## GIVEN PASSAGE
Version: 0.5.4

Inbox

Need help deploying these sources, or figuring out how to run them in your data stack?

Join our Slack community or book a call with a dltHub Solutions Engineer.

This source collects inbox emails, retrieves attachments, and stores relevant email data. It uses the imaplib library for IMAP interactions and the dlt library for data processing.

This Inbox dlt verified source and pipeline example load data using the “Inbox” verified source to the destination of your choice.

Sources and resources that can be loaded using this verified source are:

Name	Type	Description
inbox_source	source	Gathers inbox emails and saves attachments locally
get_messages_uids	resource	Retrieves messages UUIDs from the mailbox
get_messages	resource-transformer	Retrieves emails from the mailbox using given UIDs
get_attachments	resource-transformer	Downloads attachments from emails using given UIDs

Setup Guide

Grab credentials

For verified source configuration, you need:
- "host": IMAP server hostname (e.g., Gmail: imap.gmail.com, Outlook: imap-mail.outlook.com).
- "email_account": Associated email account name (e.g. dlthub@dlthub.com).
- "password": APP password (for third-party clients) from the email provider.
Host addresses and APP password procedures vary by provider and can be found via a quick Google search. For Google Mail's app password, read here.

## MATERIAL PROVIDED
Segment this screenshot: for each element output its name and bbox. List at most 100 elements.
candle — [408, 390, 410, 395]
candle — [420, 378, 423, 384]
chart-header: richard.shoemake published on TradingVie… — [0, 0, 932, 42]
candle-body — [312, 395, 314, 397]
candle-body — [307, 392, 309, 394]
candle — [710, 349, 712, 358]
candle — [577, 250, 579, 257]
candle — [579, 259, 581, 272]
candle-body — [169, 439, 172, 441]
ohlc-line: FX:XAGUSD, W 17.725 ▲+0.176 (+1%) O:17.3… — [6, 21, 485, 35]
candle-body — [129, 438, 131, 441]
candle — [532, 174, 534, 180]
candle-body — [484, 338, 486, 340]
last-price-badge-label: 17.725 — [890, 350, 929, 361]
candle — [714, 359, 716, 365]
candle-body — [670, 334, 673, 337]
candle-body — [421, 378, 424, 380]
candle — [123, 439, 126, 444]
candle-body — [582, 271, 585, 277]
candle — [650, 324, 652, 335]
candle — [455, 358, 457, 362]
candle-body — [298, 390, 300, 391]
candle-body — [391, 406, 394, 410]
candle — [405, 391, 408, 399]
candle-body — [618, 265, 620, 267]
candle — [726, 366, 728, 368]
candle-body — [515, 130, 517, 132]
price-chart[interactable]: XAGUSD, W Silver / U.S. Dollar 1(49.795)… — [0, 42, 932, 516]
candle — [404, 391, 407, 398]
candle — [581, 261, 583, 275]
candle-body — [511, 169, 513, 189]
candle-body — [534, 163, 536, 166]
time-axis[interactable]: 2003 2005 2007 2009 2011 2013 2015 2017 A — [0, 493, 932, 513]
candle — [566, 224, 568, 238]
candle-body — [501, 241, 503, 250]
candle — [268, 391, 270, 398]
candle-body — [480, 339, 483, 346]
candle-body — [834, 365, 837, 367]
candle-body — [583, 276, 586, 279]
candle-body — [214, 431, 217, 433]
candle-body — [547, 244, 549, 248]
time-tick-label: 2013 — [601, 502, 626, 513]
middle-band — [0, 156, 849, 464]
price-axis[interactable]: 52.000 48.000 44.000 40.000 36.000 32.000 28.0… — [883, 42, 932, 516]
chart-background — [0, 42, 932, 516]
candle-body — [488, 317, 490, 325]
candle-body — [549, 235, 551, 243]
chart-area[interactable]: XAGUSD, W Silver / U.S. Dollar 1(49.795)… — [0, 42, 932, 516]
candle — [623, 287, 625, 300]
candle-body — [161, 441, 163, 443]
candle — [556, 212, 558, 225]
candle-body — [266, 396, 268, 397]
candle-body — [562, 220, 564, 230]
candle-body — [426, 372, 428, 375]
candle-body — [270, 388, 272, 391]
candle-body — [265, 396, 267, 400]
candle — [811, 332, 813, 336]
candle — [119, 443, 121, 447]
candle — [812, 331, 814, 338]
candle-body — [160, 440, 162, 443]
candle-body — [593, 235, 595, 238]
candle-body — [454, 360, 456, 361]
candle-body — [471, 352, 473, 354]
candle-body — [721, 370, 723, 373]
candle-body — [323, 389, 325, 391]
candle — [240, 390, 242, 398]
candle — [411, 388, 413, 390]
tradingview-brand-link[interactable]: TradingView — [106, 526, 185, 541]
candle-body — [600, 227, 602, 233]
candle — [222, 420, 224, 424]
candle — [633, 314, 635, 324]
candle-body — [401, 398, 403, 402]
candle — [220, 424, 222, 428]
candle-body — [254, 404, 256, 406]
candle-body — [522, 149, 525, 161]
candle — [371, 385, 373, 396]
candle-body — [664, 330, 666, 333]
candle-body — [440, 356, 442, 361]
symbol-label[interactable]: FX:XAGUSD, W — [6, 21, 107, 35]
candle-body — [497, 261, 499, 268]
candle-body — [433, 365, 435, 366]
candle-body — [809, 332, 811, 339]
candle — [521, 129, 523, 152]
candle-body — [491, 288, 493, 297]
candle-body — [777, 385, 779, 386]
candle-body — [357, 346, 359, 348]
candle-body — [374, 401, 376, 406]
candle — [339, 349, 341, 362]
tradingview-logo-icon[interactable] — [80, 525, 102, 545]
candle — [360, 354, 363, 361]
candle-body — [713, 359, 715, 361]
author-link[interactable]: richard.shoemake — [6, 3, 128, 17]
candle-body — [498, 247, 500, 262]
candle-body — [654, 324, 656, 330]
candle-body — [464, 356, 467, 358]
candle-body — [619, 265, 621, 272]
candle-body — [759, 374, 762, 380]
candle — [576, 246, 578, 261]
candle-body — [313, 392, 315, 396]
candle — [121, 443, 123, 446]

...

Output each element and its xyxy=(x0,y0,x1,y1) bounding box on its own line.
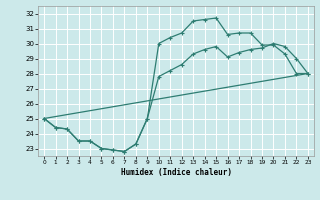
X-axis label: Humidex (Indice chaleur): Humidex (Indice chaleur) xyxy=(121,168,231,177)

## PROBLEMS TO WORK ON
- a) Print the Inbox source documentation above again in full, word for word.
- b) Render the lines of the entries above as a numbered list, beginning with the line that contains "Segment this screenshot: for" and continuing through the line that contains "price-axis[interactable]: 52.000 48.000". Include both of those lines, leave out any blank lines, and list nothing outside that span.

## OUTPUTS
- a)
Version: 0.5.4

Inbox

Need help deploying these sources, or figuring out how to run them in your data stack?

Join our Slack community or book a call with a dltHub Solutions Engineer.

This source collects inbox emails, retrieves attachments, and stores relevant email data. It uses the imaplib library for IMAP interactions and the dlt library for data processing.

This Inbox dlt verified source and pipeline example load data using the “Inbox” verified source to the destination of your choice.

Sources and resources that can be loaded using this verified source are:

Name	Type	Description
inbox_source	source	Gathers inbox emails and saves attachments locally
get_messages_uids	resource	Retrieves messages UUIDs from the mailbox
get_messages	resource-transformer	Retrieves emails from the mailbox using given UIDs
get_attachments	resource-transformer	Downloads attachments from emails using given UIDs

Setup Guide

Grab credentials

For verified source configuration, you need:
- "host": IMAP server hostname (e.g., Gmail: imap.gmail.com, Outlook: imap-mail.outlook.com).
- "email_account": Associated email account name (e.g. dlthub@dlthub.com).
- "password": APP password (for third-party clients) from the email provider.
Host addresses and APP password procedures vary by provider and can be found via a quick Google search. For Google Mail's app password, read here.

- b)
1. Segment this screenshot: for each element output its name and bbox. List at most 100 elements.
2. candle — [408, 390, 410, 395]
3. candle — [420, 378, 423, 384]
4. chart-header: richard.shoemake published on TradingVie… — [0, 0, 932, 42]
5. candle-body — [312, 395, 314, 397]
6. candle-body — [307, 392, 309, 394]
7. candle — [710, 349, 712, 358]
8. candle — [577, 250, 579, 257]
9. candle — [579, 259, 581, 272]
10. candle-body — [169, 439, 172, 441]
11. ohlc-line: FX:XAGUSD, W 17.725 ▲+0.176 (+1%) O:17.3… — [6, 21, 485, 35]
12. candle-body — [129, 438, 131, 441]
13. candle — [532, 174, 534, 180]
14. candle-body — [484, 338, 486, 340]
15. last-price-badge-label: 17.725 — [890, 350, 929, 361]
16. candle — [714, 359, 716, 365]
17. candle-body — [670, 334, 673, 337]
18. candle-body — [421, 378, 424, 380]
19. candle — [123, 439, 126, 444]
20. candle-body — [582, 271, 585, 277]
21. candle — [650, 324, 652, 335]
22. candle — [455, 358, 457, 362]
23. candle-body — [298, 390, 300, 391]
24. candle-body — [391, 406, 394, 410]
25. candle — [405, 391, 408, 399]
26. candle-body — [618, 265, 620, 267]
27. candle — [726, 366, 728, 368]
28. candle-body — [515, 130, 517, 132]
29. price-chart[interactable]: XAGUSD, W Silver / U.S. Dollar 1(49.795)… — [0, 42, 932, 516]
30. candle — [404, 391, 407, 398]
31. candle — [581, 261, 583, 275]
32. candle-body — [511, 169, 513, 189]
33. candle-body — [534, 163, 536, 166]
34. time-axis[interactable]: 2003 2005 2007 2009 2011 2013 2015 2017 A — [0, 493, 932, 513]
35. candle — [566, 224, 568, 238]
36. candle-body — [501, 241, 503, 250]
37. candle — [268, 391, 270, 398]
38. candle-body — [480, 339, 483, 346]
39. candle-body — [834, 365, 837, 367]
40. candle-body — [583, 276, 586, 279]
41. candle-body — [214, 431, 217, 433]
42. candle-body — [547, 244, 549, 248]
43. time-tick-label: 2013 — [601, 502, 626, 513]
44. middle-band — [0, 156, 849, 464]
45. price-axis[interactable]: 52.000 48.000 44.000 40.000 36.000 32.000 28.0… — [883, 42, 932, 516]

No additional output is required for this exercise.